[Recorded data]
——————

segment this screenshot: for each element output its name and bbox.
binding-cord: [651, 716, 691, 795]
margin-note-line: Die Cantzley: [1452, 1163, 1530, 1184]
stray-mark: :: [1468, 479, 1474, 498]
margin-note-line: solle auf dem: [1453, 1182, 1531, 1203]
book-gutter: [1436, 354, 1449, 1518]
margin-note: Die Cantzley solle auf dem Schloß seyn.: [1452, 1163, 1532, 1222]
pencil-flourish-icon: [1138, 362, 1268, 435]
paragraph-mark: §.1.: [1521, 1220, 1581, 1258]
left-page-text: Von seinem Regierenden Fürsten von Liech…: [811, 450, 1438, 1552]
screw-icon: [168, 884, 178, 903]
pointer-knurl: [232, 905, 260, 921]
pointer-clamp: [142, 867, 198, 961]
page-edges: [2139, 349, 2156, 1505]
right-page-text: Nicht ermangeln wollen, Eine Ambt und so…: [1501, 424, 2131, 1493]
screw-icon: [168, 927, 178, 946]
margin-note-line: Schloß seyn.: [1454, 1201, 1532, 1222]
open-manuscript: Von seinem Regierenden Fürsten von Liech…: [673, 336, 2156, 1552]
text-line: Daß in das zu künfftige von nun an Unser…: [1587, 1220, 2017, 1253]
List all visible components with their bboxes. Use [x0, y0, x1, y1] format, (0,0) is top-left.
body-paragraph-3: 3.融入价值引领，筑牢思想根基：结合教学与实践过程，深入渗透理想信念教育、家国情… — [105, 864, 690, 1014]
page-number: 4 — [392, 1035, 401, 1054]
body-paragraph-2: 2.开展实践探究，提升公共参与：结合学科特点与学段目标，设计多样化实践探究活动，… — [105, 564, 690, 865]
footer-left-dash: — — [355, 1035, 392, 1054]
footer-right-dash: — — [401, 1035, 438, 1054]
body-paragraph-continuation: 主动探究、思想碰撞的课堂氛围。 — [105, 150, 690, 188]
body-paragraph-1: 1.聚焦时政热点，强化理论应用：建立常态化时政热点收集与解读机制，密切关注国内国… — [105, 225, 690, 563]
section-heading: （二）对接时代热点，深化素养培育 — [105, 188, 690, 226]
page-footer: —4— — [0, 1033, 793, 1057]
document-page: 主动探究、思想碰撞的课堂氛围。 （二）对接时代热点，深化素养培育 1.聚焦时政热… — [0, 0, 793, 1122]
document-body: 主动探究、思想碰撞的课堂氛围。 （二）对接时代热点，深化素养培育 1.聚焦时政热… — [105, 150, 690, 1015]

——————

• TASK STATEMENT:
Reproduce every line of the items above verbatim.

• REPLY:
segment this screenshot: for each element output its name and bbox.
binding-cord: [651, 716, 691, 795]
margin-note-line: Die Cantzley: [1452, 1163, 1530, 1184]
stray-mark: :: [1468, 479, 1474, 498]
margin-note-line: solle auf dem: [1453, 1182, 1531, 1203]
book-gutter: [1436, 354, 1449, 1518]
margin-note: Die Cantzley solle auf dem Schloß seyn.: [1452, 1163, 1532, 1222]
pencil-flourish-icon: [1138, 362, 1268, 435]
paragraph-mark: §.1.: [1521, 1220, 1581, 1258]
left-page-text: Von seinem Regierenden Fürsten von Liech…: [811, 450, 1438, 1552]
screw-icon: [168, 884, 178, 903]
pointer-knurl: [232, 905, 260, 921]
pointer-clamp: [142, 867, 198, 961]
page-edges: [2139, 349, 2156, 1505]
right-page-text: Nicht ermangeln wollen, Eine Ambt und so…: [1501, 424, 2131, 1493]
screw-icon: [168, 927, 178, 946]
margin-note-line: Schloß seyn.: [1454, 1201, 1532, 1222]
open-manuscript: Von seinem Regierenden Fürsten von Liech…: [673, 336, 2156, 1552]
text-line: Daß in das zu künfftige von nun an Unser…: [1587, 1220, 2017, 1253]
List all visible components with their bboxes. Use [x0, y0, x1, y1] format, (0,0) is top-left.
body-paragraph-3: 3.融入价值引领，筑牢思想根基：结合教学与实践过程，深入渗透理想信念教育、家国情… — [105, 864, 690, 1014]
page-number: 4 — [392, 1035, 401, 1054]
body-paragraph-2: 2.开展实践探究，提升公共参与：结合学科特点与学段目标，设计多样化实践探究活动，… — [105, 564, 690, 865]
footer-left-dash: — — [355, 1035, 392, 1054]
footer-right-dash: — — [401, 1035, 438, 1054]
body-paragraph-continuation: 主动探究、思想碰撞的课堂氛围。 — [105, 150, 690, 188]
body-paragraph-1: 1.聚焦时政热点，强化理论应用：建立常态化时政热点收集与解读机制，密切关注国内国… — [105, 225, 690, 563]
section-heading: （二）对接时代热点，深化素养培育 — [105, 188, 690, 226]
page-footer: —4— — [0, 1033, 793, 1057]
document-page: 主动探究、思想碰撞的课堂氛围。 （二）对接时代热点，深化素养培育 1.聚焦时政热… — [0, 0, 793, 1122]
document-body: 主动探究、思想碰撞的课堂氛围。 （二）对接时代热点，深化素养培育 1.聚焦时政热… — [105, 150, 690, 1015]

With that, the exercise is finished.